Required work:
Gather from the listing below each line that includes the word "screenshot", and copy it.
— start of Data —
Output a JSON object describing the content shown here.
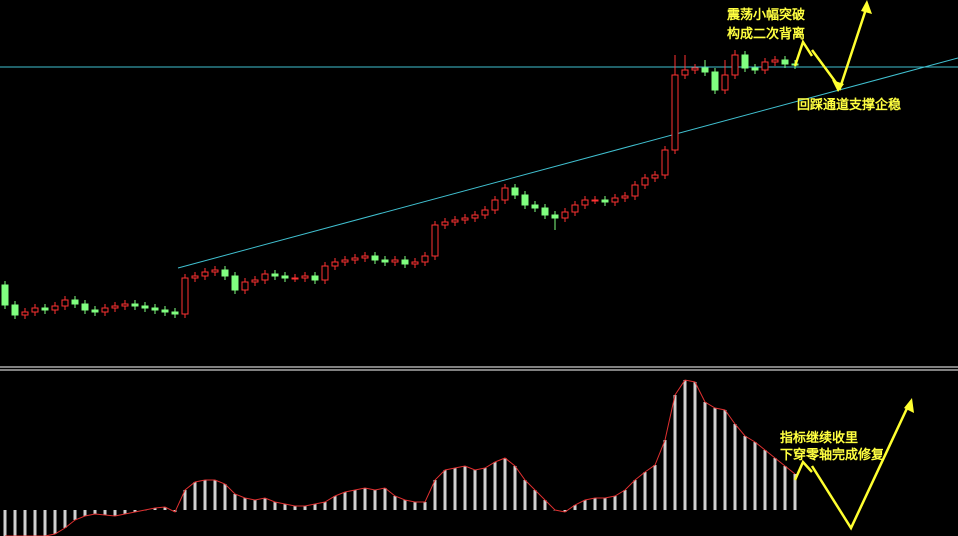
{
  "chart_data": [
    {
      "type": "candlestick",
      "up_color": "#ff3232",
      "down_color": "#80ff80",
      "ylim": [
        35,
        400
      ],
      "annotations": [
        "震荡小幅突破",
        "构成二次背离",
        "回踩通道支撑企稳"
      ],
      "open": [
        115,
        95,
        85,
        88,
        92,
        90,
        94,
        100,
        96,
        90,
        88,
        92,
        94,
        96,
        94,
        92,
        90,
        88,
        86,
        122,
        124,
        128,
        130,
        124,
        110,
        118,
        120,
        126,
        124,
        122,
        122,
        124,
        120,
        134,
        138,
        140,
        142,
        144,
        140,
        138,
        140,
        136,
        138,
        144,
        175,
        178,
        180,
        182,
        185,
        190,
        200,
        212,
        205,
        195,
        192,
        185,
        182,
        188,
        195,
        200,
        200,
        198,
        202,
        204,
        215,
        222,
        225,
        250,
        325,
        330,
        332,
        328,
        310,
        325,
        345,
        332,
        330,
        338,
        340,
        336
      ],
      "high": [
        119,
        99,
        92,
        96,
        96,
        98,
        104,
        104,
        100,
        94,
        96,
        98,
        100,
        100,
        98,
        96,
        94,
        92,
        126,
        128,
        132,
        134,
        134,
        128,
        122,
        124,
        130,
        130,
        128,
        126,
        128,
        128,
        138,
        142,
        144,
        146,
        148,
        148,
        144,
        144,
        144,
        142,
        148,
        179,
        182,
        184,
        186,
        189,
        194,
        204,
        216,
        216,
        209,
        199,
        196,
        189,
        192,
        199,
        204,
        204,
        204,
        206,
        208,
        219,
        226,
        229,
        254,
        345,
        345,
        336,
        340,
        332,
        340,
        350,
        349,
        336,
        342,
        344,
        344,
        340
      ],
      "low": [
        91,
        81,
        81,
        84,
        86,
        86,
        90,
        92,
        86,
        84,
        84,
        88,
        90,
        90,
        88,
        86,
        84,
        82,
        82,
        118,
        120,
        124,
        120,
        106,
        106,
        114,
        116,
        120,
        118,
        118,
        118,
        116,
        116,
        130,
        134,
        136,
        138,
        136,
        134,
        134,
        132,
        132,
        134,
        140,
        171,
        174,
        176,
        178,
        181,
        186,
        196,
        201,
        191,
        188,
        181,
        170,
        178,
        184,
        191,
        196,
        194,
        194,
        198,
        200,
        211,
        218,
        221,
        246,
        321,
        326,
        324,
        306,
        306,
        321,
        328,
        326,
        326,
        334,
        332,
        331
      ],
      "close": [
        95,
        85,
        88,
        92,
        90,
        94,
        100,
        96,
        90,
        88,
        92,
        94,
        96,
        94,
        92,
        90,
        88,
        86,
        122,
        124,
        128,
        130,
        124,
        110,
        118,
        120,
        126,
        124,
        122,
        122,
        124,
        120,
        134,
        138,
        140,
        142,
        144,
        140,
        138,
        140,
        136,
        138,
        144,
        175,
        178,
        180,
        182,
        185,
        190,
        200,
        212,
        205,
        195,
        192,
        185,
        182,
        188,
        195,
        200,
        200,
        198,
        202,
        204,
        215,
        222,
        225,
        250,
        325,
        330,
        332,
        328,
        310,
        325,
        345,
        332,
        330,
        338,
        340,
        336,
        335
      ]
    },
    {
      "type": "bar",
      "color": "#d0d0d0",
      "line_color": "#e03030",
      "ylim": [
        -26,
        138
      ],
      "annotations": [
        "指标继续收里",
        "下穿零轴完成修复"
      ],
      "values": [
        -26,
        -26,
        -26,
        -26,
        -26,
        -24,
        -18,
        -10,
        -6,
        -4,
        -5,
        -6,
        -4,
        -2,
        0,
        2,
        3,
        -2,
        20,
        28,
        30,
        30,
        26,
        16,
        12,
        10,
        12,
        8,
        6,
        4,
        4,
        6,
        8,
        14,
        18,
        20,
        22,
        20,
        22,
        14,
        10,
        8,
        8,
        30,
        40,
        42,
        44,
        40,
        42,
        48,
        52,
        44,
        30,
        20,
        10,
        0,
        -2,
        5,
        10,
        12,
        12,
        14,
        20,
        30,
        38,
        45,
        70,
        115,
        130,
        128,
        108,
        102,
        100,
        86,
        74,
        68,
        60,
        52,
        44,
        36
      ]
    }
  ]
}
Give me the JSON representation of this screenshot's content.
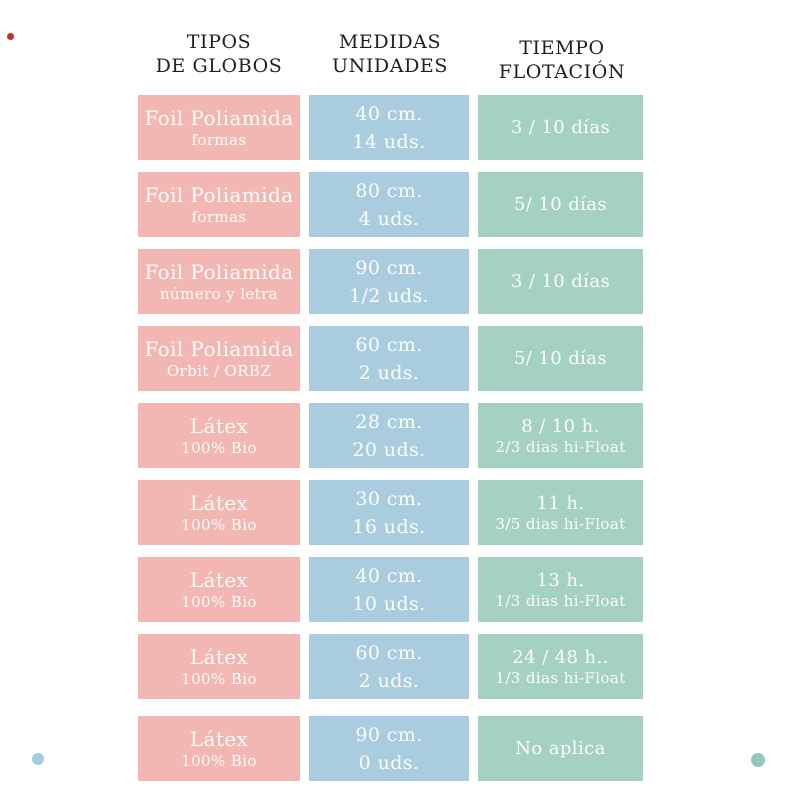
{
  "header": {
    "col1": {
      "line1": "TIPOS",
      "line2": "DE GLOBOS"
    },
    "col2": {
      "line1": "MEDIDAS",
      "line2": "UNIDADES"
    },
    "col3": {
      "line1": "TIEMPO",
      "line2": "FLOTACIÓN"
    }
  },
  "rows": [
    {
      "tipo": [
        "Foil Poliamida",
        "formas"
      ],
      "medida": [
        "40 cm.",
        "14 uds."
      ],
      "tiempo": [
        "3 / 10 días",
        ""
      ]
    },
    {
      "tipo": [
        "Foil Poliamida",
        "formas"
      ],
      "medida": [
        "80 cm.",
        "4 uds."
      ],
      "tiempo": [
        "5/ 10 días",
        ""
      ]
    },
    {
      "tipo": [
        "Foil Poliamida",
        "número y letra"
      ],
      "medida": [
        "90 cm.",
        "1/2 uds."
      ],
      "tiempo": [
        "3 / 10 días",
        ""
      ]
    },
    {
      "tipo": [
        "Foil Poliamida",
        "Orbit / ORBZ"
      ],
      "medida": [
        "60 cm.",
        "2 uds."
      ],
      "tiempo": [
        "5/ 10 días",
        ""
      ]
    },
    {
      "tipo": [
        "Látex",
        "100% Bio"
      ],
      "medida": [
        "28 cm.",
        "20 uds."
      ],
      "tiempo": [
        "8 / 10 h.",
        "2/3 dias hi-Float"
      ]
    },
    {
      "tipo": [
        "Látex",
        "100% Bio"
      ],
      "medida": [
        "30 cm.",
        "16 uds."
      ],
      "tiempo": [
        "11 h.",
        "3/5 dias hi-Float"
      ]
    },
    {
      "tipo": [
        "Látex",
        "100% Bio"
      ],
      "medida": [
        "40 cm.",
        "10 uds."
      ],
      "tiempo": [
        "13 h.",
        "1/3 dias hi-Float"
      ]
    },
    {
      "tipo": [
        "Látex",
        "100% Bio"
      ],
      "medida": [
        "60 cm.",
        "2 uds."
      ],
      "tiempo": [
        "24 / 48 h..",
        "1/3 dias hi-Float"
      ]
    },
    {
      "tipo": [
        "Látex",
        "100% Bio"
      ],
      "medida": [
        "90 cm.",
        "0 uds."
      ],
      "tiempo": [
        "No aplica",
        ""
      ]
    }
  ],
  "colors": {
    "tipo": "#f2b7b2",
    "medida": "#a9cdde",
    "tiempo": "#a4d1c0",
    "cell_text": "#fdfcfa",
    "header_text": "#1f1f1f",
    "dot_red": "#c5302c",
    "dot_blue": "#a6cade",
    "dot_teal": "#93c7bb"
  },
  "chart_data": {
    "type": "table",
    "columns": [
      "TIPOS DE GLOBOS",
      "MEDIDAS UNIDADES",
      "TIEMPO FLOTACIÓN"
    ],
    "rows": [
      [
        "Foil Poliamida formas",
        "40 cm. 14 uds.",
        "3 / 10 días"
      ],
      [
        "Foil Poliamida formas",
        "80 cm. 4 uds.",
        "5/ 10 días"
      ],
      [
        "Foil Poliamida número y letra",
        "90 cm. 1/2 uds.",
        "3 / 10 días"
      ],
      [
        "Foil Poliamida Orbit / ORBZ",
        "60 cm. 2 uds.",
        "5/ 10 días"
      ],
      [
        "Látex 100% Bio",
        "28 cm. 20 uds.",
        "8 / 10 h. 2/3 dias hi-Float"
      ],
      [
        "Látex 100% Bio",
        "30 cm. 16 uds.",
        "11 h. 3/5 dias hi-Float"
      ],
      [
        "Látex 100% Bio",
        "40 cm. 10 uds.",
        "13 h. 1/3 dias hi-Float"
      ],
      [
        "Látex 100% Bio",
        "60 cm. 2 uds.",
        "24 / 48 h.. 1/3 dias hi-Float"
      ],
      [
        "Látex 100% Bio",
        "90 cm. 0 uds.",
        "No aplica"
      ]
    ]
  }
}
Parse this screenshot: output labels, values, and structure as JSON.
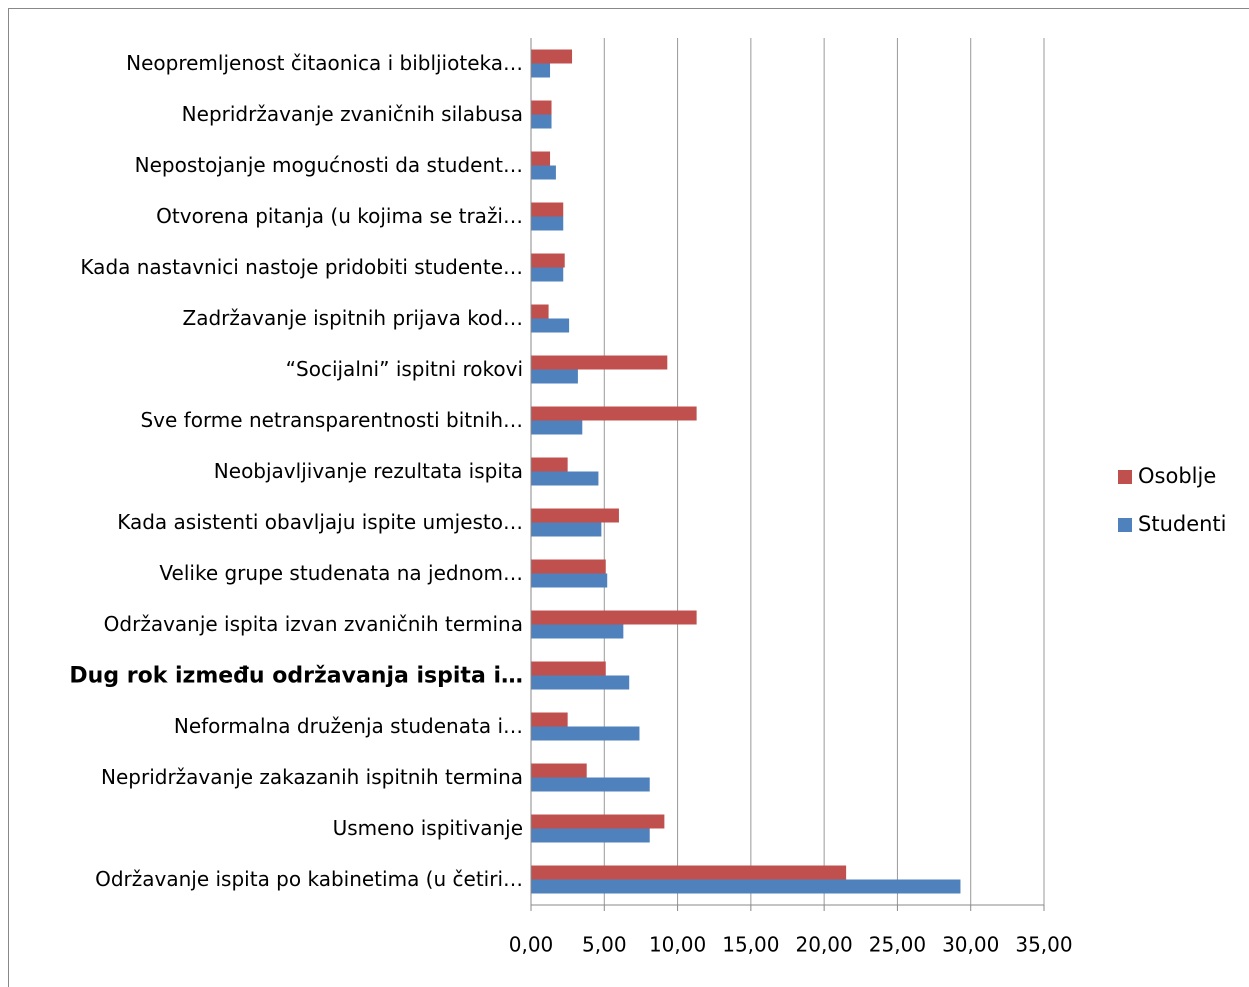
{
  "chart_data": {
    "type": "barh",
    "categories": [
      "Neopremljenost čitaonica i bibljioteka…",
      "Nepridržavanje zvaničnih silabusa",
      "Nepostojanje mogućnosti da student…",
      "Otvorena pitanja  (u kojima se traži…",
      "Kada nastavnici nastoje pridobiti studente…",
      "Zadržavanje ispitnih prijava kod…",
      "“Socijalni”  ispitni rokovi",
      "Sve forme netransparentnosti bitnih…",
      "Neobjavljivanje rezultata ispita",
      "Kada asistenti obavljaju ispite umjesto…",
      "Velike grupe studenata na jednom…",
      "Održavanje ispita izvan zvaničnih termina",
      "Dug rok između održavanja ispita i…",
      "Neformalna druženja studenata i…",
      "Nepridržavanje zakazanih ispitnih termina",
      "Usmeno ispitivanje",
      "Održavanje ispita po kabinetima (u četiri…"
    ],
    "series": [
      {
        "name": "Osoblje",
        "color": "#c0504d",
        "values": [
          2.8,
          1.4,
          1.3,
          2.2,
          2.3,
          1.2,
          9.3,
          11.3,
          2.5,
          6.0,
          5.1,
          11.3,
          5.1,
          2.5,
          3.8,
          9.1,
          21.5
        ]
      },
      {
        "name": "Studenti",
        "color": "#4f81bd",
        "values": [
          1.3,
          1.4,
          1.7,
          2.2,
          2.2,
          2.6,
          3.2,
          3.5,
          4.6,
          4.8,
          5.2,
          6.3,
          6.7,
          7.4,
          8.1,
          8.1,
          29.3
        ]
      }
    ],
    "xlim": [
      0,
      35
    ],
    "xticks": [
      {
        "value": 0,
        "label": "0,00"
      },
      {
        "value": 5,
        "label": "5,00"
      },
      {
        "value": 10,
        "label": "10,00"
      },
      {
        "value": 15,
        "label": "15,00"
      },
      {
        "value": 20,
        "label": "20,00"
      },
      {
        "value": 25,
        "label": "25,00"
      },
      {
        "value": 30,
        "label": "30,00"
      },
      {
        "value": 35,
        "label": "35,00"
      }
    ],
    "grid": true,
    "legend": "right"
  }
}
— end of Data —
Response below:
Give me the JSON representation of this screenshot's content.
Parse this screenshot: output labels, values, and structure as JSON.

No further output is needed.